● SOURCE MATERIAL
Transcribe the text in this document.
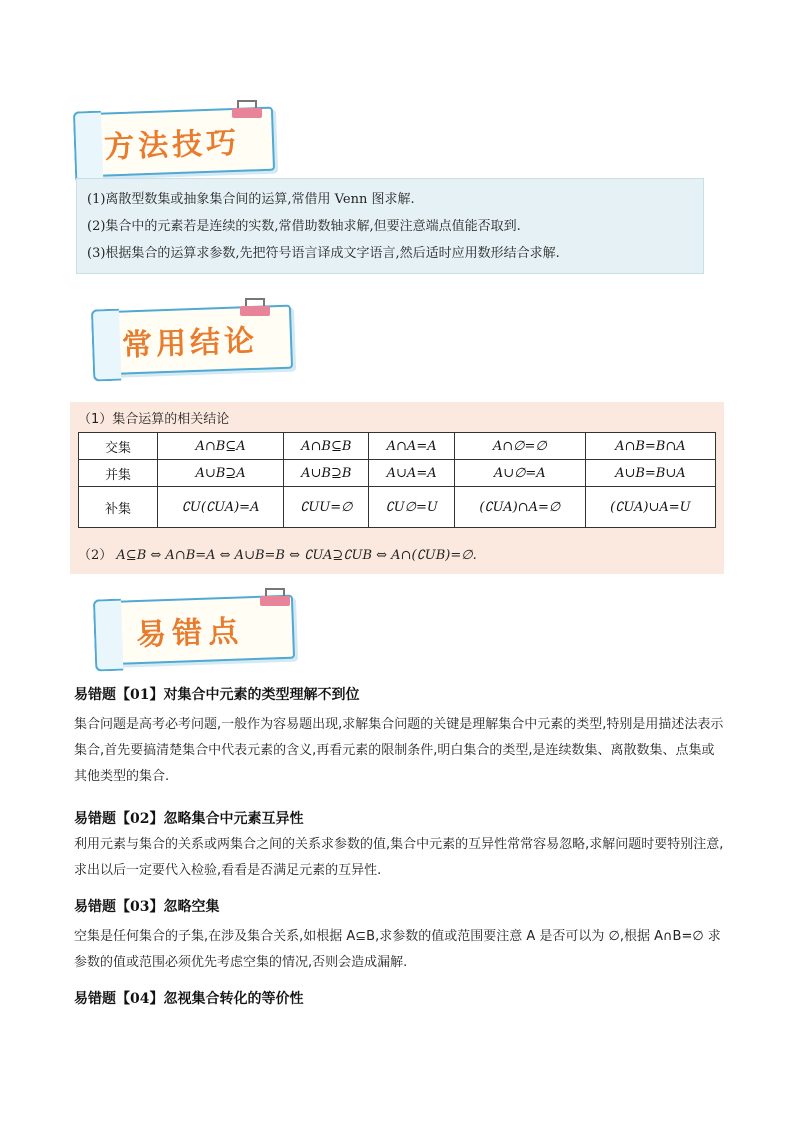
方法技巧
(1)离散型数集或抽象集合间的运算,常借用 Venn 图求解.
(2)集合中的元素若是连续的实数,常借助数轴求解,但要注意端点值能否取到.
(3)根据集合的运算求参数,先把符号语言译成文字语言,然后适时应用数形结合求解.
常用结论
（1）集合运算的相关结论
交集	A∩B⊆A	A∩B⊆B	A∩A=A	A∩∅=∅	A∩B=B∩A
并集	A∪B⊇A	A∪B⊇B	A∪A=A	A∪∅=A	A∪B=B∪A
补集	∁U(∁UA)=A	∁UU=∅	∁U∅=U	(∁UA)∩A=∅	(∁UA)∪A=U
（2） A⊆B ⇔ A∩B=A ⇔ A∪B=B ⇔ ∁UA⊇∁UB ⇔ A∩(∁UB)=∅.
易错点
易错题【01】对集合中元素的类型理解不到位
集合问题是高考必考问题,一般作为容易题出现,求解集合问题的关键是理解集合中元素的类型,特别是用描述法表示集合,首先要搞清楚集合中代表元素的含义,再看元素的限制条件,明白集合的类型,是连续数集、离散数集、点集或其他类型的集合.
易错题【02】忽略集合中元素互异性
利用元素与集合的关系或两集合之间的关系求参数的值,集合中元素的互异性常常容易忽略,求解问题时要特别注意,求出以后一定要代入检验,看看是否满足元素的互异性.
易错题【03】忽略空集
空集是任何集合的子集,在涉及集合关系,如根据 A⊆B,求参数的值或范围要注意 A 是否可以为 ∅,根据 A∩B=∅ 求参数的值或范围必须优先考虑空集的情况,否则会造成漏解.
易错题【04】忽视集合转化的等价性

● PROBLEM TO SOLVE
Set down all the data again exactly as above, pictures excluded.

● FULL OUTPUT
Transcribe the text in this document.
方法技巧
(1)离散型数集或抽象集合间的运算,常借用 Venn 图求解.
(2)集合中的元素若是连续的实数,常借助数轴求解,但要注意端点值能否取到.
(3)根据集合的运算求参数,先把符号语言译成文字语言,然后适时应用数形结合求解.
常用结论
（1）集合运算的相关结论
交集	A∩B⊆A	A∩B⊆B	A∩A=A	A∩∅=∅	A∩B=B∩A
并集	A∪B⊇A	A∪B⊇B	A∪A=A	A∪∅=A	A∪B=B∪A
补集	∁U(∁UA)=A	∁UU=∅	∁U∅=U	(∁UA)∩A=∅	(∁UA)∪A=U
（2） A⊆B ⇔ A∩B=A ⇔ A∪B=B ⇔ ∁UA⊇∁UB ⇔ A∩(∁UB)=∅.
易错点
易错题【01】对集合中元素的类型理解不到位
集合问题是高考必考问题,一般作为容易题出现,求解集合问题的关键是理解集合中元素的类型,特别是用描述法表示集合,首先要搞清楚集合中代表元素的含义,再看元素的限制条件,明白集合的类型,是连续数集、离散数集、点集或其他类型的集合.
易错题【02】忽略集合中元素互异性
利用元素与集合的关系或两集合之间的关系求参数的值,集合中元素的互异性常常容易忽略,求解问题时要特别注意,求出以后一定要代入检验,看看是否满足元素的互异性.
易错题【03】忽略空集
空集是任何集合的子集,在涉及集合关系,如根据 A⊆B,求参数的值或范围要注意 A 是否可以为 ∅,根据 A∩B=∅ 求参数的值或范围必须优先考虑空集的情况,否则会造成漏解.
易错题【04】忽视集合转化的等价性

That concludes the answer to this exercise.